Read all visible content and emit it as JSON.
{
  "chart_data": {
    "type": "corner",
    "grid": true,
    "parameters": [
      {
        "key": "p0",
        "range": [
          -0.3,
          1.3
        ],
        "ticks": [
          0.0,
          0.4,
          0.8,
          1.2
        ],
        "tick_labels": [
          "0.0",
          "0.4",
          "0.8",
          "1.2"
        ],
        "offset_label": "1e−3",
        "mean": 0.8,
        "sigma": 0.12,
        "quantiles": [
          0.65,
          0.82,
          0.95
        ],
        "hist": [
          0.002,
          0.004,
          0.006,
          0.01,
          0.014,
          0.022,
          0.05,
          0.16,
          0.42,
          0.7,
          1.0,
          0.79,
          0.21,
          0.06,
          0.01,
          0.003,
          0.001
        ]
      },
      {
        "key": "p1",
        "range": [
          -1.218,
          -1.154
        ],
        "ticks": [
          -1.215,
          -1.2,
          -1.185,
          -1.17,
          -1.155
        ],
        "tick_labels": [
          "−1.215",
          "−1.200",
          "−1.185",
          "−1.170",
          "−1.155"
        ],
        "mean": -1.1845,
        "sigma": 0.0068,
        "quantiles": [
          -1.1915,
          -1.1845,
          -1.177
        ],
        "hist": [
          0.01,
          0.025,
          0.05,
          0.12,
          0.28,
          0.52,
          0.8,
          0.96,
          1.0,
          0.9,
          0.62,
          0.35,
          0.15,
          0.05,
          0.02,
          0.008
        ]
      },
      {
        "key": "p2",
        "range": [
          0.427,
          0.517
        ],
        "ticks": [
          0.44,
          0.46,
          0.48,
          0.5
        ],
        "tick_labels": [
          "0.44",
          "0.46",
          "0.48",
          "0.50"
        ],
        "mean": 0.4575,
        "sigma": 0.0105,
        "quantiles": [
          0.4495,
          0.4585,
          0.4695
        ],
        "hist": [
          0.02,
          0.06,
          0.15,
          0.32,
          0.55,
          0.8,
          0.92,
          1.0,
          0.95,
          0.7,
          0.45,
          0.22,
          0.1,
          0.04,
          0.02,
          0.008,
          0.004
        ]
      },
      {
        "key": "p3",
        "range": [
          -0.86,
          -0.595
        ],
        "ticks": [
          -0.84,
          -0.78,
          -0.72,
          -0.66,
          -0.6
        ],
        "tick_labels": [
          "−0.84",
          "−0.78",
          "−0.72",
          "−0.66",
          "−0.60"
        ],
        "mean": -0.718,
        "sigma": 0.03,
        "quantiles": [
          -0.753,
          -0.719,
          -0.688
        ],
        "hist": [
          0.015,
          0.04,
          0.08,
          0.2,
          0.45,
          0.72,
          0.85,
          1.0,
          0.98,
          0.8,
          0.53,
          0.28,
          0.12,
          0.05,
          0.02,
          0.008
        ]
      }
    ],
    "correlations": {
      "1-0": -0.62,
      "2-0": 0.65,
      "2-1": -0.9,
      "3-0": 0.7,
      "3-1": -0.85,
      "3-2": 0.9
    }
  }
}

--

EXERCISE OBJECTIVE: Restate the data above word for word, please.

RESPONSE:
Read all visible content and emit it as JSON.
{
  "chart_data": {
    "type": "corner",
    "grid": true,
    "parameters": [
      {
        "key": "p0",
        "range": [
          -0.3,
          1.3
        ],
        "ticks": [
          0.0,
          0.4,
          0.8,
          1.2
        ],
        "tick_labels": [
          "0.0",
          "0.4",
          "0.8",
          "1.2"
        ],
        "offset_label": "1e−3",
        "mean": 0.8,
        "sigma": 0.12,
        "quantiles": [
          0.65,
          0.82,
          0.95
        ],
        "hist": [
          0.002,
          0.004,
          0.006,
          0.01,
          0.014,
          0.022,
          0.05,
          0.16,
          0.42,
          0.7,
          1.0,
          0.79,
          0.21,
          0.06,
          0.01,
          0.003,
          0.001
        ]
      },
      {
        "key": "p1",
        "range": [
          -1.218,
          -1.154
        ],
        "ticks": [
          -1.215,
          -1.2,
          -1.185,
          -1.17,
          -1.155
        ],
        "tick_labels": [
          "−1.215",
          "−1.200",
          "−1.185",
          "−1.170",
          "−1.155"
        ],
        "mean": -1.1845,
        "sigma": 0.0068,
        "quantiles": [
          -1.1915,
          -1.1845,
          -1.177
        ],
        "hist": [
          0.01,
          0.025,
          0.05,
          0.12,
          0.28,
          0.52,
          0.8,
          0.96,
          1.0,
          0.9,
          0.62,
          0.35,
          0.15,
          0.05,
          0.02,
          0.008
        ]
      },
      {
        "key": "p2",
        "range": [
          0.427,
          0.517
        ],
        "ticks": [
          0.44,
          0.46,
          0.48,
          0.5
        ],
        "tick_labels": [
          "0.44",
          "0.46",
          "0.48",
          "0.50"
        ],
        "mean": 0.4575,
        "sigma": 0.0105,
        "quantiles": [
          0.4495,
          0.4585,
          0.4695
        ],
        "hist": [
          0.02,
          0.06,
          0.15,
          0.32,
          0.55,
          0.8,
          0.92,
          1.0,
          0.95,
          0.7,
          0.45,
          0.22,
          0.1,
          0.04,
          0.02,
          0.008,
          0.004
        ]
      },
      {
        "key": "p3",
        "range": [
          -0.86,
          -0.595
        ],
        "ticks": [
          -0.84,
          -0.78,
          -0.72,
          -0.66,
          -0.6
        ],
        "tick_labels": [
          "−0.84",
          "−0.78",
          "−0.72",
          "−0.66",
          "−0.60"
        ],
        "mean": -0.718,
        "sigma": 0.03,
        "quantiles": [
          -0.753,
          -0.719,
          -0.688
        ],
        "hist": [
          0.015,
          0.04,
          0.08,
          0.2,
          0.45,
          0.72,
          0.85,
          1.0,
          0.98,
          0.8,
          0.53,
          0.28,
          0.12,
          0.05,
          0.02,
          0.008
        ]
      }
    ],
    "correlations": {
      "1-0": -0.62,
      "2-0": 0.65,
      "2-1": -0.9,
      "3-0": 0.7,
      "3-1": -0.85,
      "3-2": 0.9
    }
  }
}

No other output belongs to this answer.